▸ **EXERCISE DETAILS**:
Collect every line from the items below that contains the string "band", and copy each one in full.

Saved records:

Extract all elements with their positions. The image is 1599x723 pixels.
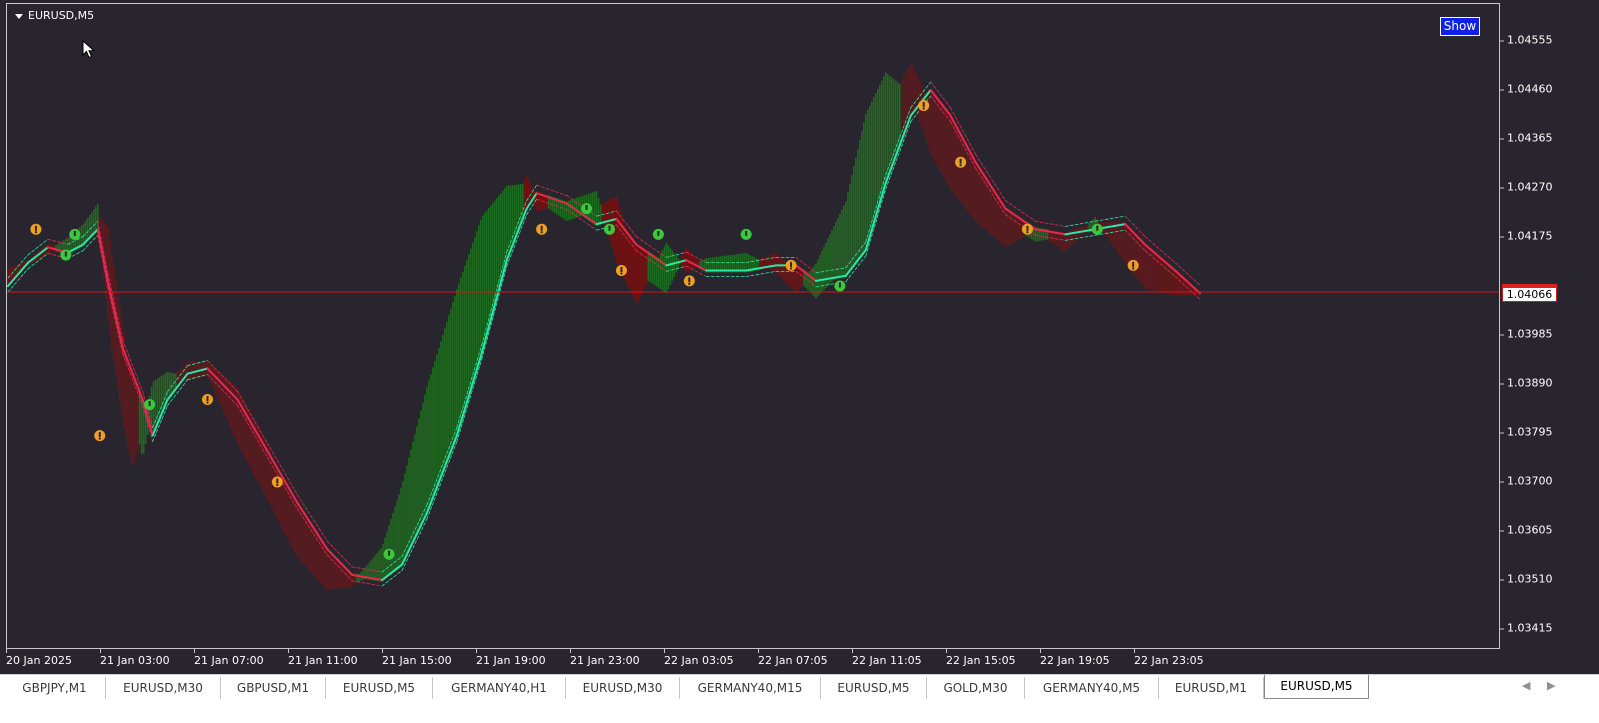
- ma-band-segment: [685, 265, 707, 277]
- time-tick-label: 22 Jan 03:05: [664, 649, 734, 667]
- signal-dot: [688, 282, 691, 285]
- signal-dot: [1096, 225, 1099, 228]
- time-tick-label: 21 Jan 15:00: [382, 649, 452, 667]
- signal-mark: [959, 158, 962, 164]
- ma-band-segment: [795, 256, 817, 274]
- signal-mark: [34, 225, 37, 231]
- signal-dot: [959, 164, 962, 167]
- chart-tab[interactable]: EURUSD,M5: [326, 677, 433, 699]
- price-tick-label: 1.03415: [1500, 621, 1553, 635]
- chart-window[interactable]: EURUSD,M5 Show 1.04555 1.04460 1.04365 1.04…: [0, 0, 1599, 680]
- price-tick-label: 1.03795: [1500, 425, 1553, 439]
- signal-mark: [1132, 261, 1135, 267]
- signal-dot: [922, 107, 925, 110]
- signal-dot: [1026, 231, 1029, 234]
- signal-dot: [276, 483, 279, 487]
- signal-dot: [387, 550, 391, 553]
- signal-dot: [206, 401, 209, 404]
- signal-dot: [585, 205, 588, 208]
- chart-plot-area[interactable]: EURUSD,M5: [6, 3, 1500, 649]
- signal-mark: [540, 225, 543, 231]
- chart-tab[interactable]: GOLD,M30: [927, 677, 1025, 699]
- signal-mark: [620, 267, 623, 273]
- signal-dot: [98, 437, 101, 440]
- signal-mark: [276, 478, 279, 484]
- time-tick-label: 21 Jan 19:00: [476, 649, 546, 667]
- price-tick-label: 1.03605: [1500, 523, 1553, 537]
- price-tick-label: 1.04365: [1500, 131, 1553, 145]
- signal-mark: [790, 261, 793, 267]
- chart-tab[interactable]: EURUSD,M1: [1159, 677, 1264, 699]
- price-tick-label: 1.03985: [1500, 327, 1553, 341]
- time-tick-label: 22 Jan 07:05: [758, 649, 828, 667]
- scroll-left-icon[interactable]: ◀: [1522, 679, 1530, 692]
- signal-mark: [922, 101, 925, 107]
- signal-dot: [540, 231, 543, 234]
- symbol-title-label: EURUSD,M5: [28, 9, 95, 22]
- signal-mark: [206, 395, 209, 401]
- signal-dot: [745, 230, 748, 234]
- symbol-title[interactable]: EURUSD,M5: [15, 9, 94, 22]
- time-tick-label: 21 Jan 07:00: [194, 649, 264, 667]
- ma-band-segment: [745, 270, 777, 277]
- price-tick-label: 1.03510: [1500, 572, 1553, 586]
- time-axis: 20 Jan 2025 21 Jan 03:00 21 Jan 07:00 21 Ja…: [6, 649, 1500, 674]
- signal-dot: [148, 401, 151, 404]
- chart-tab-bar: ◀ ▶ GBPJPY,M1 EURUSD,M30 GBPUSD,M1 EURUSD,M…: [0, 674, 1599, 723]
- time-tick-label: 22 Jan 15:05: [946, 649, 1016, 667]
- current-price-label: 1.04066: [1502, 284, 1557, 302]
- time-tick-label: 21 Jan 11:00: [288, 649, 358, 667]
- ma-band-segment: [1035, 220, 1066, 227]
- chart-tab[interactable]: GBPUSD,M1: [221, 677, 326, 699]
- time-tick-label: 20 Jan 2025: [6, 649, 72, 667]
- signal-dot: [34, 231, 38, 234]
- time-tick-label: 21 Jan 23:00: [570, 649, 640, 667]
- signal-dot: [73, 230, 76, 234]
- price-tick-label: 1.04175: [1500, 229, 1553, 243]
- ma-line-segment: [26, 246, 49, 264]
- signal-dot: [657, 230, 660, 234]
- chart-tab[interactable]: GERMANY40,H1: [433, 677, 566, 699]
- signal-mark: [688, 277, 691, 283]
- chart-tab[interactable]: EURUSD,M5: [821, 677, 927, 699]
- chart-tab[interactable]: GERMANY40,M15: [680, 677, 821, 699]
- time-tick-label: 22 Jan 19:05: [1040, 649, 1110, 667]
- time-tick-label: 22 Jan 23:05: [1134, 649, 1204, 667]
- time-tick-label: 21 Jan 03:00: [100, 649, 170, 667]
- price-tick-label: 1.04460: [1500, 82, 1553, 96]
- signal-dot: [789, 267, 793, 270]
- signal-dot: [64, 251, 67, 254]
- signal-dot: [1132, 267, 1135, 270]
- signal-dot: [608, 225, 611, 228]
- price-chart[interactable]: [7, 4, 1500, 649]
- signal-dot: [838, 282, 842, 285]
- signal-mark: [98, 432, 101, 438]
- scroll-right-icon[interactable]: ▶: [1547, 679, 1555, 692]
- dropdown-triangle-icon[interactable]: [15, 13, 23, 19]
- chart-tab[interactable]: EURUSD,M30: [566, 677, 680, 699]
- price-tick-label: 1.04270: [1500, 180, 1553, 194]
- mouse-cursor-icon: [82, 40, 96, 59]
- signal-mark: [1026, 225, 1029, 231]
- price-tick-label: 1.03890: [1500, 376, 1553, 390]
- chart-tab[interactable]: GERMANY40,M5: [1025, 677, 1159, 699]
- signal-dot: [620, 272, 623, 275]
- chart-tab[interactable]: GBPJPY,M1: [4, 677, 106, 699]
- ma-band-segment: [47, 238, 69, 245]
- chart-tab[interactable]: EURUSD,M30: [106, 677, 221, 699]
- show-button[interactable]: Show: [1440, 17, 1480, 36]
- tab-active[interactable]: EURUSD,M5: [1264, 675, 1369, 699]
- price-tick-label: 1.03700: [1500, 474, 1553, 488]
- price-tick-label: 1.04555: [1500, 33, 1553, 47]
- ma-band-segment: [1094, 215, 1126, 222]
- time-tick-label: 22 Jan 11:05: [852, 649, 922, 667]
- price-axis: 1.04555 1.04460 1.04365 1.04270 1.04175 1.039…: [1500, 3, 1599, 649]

* * *

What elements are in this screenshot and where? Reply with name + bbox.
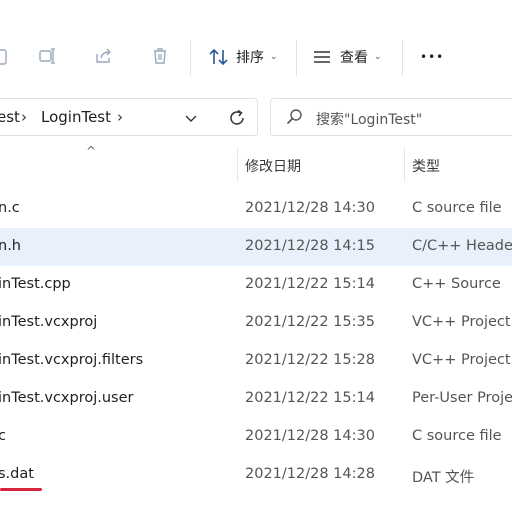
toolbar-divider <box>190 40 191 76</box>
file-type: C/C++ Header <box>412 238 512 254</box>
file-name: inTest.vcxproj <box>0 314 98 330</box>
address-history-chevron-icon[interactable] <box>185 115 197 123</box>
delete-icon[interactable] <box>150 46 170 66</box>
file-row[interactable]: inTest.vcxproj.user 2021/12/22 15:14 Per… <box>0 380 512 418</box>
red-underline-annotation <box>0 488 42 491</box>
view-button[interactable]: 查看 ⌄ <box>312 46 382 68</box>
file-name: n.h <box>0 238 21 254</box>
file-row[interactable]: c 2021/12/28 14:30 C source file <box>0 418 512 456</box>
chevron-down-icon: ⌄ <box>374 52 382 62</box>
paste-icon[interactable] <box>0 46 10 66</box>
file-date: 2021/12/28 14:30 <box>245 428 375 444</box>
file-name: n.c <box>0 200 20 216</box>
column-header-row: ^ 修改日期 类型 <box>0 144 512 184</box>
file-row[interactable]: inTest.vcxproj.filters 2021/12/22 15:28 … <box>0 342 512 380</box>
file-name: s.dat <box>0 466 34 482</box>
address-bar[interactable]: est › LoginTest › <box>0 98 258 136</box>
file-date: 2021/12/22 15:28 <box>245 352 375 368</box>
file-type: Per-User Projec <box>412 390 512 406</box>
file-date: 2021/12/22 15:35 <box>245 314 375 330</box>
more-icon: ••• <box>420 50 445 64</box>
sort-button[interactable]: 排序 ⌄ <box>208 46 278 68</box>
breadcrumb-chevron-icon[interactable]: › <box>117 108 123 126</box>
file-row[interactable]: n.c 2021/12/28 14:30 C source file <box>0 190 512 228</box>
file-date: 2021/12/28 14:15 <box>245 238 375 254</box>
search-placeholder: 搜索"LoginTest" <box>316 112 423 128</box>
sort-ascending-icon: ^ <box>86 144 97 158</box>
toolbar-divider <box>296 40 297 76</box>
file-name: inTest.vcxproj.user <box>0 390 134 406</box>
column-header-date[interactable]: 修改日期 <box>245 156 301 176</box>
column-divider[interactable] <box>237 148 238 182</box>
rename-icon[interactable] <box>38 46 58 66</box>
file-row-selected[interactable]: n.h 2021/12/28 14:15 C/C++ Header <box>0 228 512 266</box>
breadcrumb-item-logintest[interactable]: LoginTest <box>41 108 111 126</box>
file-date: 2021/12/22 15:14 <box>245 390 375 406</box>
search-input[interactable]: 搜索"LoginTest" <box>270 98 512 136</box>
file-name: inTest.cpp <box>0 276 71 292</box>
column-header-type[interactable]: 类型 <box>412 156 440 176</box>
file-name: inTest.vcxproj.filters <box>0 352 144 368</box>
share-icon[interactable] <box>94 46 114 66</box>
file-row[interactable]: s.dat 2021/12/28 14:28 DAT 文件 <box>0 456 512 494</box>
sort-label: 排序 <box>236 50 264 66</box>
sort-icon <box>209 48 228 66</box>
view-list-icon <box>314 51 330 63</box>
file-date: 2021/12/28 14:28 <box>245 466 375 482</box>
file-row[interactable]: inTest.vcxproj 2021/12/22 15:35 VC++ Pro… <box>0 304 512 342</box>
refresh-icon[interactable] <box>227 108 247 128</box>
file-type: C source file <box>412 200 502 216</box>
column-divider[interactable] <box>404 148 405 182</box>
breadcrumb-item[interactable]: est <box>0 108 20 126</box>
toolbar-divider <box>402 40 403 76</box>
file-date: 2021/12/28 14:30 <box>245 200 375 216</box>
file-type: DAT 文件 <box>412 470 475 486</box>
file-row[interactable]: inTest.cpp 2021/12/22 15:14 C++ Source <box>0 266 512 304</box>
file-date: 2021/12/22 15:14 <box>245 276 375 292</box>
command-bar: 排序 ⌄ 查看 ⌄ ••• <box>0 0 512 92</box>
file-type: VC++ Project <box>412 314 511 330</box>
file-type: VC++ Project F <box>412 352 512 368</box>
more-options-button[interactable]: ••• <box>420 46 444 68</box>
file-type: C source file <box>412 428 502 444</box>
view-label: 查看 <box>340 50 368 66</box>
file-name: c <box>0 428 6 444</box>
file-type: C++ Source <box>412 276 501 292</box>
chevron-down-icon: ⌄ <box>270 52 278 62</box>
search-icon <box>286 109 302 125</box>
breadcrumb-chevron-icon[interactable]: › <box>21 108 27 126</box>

▸ **TASK OUTPUT**:
- ma-band-segment: [685, 265, 707, 277]
- ma-band-segment: [795, 256, 817, 274]
- ma-band-segment: [745, 270, 777, 277]
- ma-band-segment: [1035, 220, 1066, 227]
- ma-band-segment: [47, 238, 69, 245]
- ma-band-segment: [1094, 215, 1126, 222]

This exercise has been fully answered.